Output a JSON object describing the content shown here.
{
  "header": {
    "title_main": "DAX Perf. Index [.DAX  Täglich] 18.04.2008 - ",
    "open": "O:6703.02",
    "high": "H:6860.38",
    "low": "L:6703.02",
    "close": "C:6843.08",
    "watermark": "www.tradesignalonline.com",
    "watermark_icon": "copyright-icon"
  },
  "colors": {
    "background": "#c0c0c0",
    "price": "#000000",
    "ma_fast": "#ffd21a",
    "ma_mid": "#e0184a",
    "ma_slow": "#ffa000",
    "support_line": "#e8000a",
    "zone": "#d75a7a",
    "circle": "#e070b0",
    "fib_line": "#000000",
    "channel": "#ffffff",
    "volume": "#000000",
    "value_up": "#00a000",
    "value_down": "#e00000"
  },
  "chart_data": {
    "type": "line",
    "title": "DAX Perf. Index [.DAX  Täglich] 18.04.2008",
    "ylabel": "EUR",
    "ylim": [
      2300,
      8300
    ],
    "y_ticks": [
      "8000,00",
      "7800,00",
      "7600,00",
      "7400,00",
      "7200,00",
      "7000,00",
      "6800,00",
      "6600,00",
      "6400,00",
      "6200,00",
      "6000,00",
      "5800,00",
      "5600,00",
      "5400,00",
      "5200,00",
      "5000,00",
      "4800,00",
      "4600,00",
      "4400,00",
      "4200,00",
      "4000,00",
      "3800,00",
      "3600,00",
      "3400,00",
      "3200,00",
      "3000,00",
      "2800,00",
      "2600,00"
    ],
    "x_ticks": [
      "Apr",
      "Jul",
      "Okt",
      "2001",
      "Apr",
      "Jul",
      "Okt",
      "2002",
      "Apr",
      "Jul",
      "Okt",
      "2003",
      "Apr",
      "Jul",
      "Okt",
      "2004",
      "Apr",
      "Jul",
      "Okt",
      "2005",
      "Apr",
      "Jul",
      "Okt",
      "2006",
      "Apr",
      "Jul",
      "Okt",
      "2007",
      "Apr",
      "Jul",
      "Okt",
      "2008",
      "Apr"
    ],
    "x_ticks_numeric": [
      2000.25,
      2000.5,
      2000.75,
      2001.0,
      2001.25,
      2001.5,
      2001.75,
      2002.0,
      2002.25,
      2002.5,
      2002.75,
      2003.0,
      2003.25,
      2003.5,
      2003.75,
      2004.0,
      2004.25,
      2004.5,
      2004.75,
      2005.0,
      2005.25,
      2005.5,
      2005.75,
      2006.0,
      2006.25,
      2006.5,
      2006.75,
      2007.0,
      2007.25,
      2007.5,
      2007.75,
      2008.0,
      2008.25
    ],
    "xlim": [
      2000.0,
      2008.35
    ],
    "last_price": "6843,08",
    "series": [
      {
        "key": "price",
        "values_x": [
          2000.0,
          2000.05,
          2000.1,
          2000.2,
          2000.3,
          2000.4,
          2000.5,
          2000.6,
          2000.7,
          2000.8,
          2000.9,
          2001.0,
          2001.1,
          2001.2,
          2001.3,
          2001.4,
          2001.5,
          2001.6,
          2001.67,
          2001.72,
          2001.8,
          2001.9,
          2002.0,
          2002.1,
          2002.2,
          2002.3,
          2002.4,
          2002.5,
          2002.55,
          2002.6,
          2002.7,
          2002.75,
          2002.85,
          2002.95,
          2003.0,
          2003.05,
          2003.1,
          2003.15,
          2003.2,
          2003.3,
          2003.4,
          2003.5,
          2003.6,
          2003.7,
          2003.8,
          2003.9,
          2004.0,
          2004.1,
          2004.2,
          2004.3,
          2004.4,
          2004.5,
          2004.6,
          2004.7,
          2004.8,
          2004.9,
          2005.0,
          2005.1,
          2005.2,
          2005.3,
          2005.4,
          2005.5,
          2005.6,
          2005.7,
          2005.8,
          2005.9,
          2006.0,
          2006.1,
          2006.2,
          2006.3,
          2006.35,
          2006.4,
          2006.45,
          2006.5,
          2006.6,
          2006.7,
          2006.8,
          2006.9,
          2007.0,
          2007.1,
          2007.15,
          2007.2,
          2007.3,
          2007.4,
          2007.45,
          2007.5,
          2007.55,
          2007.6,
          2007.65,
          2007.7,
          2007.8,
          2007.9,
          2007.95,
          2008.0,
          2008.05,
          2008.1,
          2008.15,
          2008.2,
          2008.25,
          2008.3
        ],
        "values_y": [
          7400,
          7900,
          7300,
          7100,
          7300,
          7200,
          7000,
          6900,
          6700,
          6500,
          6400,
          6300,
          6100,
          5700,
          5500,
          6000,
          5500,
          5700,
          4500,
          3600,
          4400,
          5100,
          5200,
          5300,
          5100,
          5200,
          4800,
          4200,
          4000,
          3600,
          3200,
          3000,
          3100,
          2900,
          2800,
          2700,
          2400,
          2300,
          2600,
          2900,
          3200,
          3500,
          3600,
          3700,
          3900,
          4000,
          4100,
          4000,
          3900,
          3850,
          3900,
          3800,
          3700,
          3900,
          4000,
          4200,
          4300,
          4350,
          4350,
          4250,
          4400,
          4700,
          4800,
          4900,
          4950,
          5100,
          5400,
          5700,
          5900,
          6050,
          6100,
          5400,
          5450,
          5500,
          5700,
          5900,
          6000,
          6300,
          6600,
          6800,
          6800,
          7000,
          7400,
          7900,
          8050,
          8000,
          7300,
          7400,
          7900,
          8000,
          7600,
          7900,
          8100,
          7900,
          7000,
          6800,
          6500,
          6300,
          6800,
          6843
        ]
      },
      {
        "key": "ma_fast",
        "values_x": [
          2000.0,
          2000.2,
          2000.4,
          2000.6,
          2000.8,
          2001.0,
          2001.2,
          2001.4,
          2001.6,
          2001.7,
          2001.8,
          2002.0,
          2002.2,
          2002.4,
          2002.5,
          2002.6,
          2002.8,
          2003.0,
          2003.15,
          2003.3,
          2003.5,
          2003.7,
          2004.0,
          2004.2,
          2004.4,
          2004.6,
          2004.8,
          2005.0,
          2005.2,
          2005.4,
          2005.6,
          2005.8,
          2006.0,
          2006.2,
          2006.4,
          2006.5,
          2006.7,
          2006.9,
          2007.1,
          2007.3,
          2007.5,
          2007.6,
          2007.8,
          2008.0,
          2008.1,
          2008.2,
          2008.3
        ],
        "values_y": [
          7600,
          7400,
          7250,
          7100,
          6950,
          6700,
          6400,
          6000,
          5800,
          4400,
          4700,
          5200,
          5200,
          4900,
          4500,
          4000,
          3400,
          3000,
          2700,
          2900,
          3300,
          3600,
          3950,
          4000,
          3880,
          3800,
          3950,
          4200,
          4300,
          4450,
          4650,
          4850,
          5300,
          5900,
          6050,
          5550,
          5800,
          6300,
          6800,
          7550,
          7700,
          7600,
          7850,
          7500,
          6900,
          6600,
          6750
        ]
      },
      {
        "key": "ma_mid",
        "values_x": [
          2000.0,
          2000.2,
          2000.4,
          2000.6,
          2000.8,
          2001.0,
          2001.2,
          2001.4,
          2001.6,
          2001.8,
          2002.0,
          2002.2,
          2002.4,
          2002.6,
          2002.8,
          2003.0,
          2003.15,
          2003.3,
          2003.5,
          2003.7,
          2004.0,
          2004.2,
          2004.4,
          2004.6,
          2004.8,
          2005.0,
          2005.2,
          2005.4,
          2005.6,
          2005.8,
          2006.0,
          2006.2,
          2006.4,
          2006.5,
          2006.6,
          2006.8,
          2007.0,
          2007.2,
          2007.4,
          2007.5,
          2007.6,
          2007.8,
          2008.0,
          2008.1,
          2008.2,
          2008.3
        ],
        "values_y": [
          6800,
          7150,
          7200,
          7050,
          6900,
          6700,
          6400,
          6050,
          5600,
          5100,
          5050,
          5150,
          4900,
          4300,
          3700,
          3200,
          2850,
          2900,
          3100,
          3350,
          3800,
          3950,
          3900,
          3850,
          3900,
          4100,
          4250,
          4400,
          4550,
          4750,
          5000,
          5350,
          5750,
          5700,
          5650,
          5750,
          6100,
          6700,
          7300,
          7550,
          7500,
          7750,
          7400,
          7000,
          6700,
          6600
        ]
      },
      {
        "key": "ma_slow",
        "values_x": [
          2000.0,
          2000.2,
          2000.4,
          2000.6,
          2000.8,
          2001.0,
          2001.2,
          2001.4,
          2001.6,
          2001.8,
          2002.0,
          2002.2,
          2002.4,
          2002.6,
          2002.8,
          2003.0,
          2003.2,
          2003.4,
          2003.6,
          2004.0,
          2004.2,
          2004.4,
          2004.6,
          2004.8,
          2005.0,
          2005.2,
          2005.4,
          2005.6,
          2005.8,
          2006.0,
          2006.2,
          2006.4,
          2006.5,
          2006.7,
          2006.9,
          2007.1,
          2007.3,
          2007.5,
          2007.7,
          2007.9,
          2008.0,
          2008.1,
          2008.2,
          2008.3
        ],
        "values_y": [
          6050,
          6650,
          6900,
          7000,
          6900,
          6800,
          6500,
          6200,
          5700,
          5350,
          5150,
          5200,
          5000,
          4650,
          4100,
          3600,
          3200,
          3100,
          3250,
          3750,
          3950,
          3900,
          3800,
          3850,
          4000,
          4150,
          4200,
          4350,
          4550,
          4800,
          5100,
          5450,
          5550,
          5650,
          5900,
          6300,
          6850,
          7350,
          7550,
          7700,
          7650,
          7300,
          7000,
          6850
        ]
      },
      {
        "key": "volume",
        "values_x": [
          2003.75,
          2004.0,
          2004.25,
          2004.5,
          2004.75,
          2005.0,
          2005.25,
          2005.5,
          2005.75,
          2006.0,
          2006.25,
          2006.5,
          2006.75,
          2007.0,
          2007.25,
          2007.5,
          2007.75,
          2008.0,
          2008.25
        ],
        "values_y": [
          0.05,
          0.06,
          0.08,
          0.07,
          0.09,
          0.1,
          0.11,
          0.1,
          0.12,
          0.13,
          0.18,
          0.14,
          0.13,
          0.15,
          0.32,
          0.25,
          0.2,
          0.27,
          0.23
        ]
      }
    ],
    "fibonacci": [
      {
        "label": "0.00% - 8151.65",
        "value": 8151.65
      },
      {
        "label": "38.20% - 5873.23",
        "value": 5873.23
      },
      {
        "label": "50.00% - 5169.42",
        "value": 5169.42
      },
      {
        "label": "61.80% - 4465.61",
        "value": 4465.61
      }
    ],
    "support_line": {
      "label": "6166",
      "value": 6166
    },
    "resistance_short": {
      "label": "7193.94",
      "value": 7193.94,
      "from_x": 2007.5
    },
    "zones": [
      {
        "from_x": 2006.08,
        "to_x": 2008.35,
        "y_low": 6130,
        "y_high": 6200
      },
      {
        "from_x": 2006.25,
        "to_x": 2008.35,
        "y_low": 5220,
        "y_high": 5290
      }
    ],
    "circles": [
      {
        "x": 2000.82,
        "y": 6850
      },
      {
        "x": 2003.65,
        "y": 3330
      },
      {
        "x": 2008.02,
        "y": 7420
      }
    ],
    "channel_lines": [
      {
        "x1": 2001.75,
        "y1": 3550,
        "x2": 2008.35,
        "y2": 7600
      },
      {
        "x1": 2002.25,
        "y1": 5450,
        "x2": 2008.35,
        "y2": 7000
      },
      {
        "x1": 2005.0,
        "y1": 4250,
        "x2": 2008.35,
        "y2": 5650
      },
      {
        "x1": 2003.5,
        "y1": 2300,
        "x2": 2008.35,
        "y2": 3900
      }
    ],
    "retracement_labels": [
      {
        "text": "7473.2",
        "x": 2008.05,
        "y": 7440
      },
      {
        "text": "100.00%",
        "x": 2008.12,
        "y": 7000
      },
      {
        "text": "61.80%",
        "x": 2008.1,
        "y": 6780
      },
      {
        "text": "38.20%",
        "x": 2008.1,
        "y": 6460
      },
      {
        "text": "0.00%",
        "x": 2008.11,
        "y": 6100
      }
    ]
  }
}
========================
» **EXERCISE GOAL**
Only lines holding the string "Täglich" are wanted; gather each one from the entries above.

» **COMPLETED EXERCISE**
    "title_main": "DAX Perf. Index [.DAX  Täglich] 18.04.2008 - ",
    "title": "DAX Perf. Index [.DAX  Täglich] 18.04.2008",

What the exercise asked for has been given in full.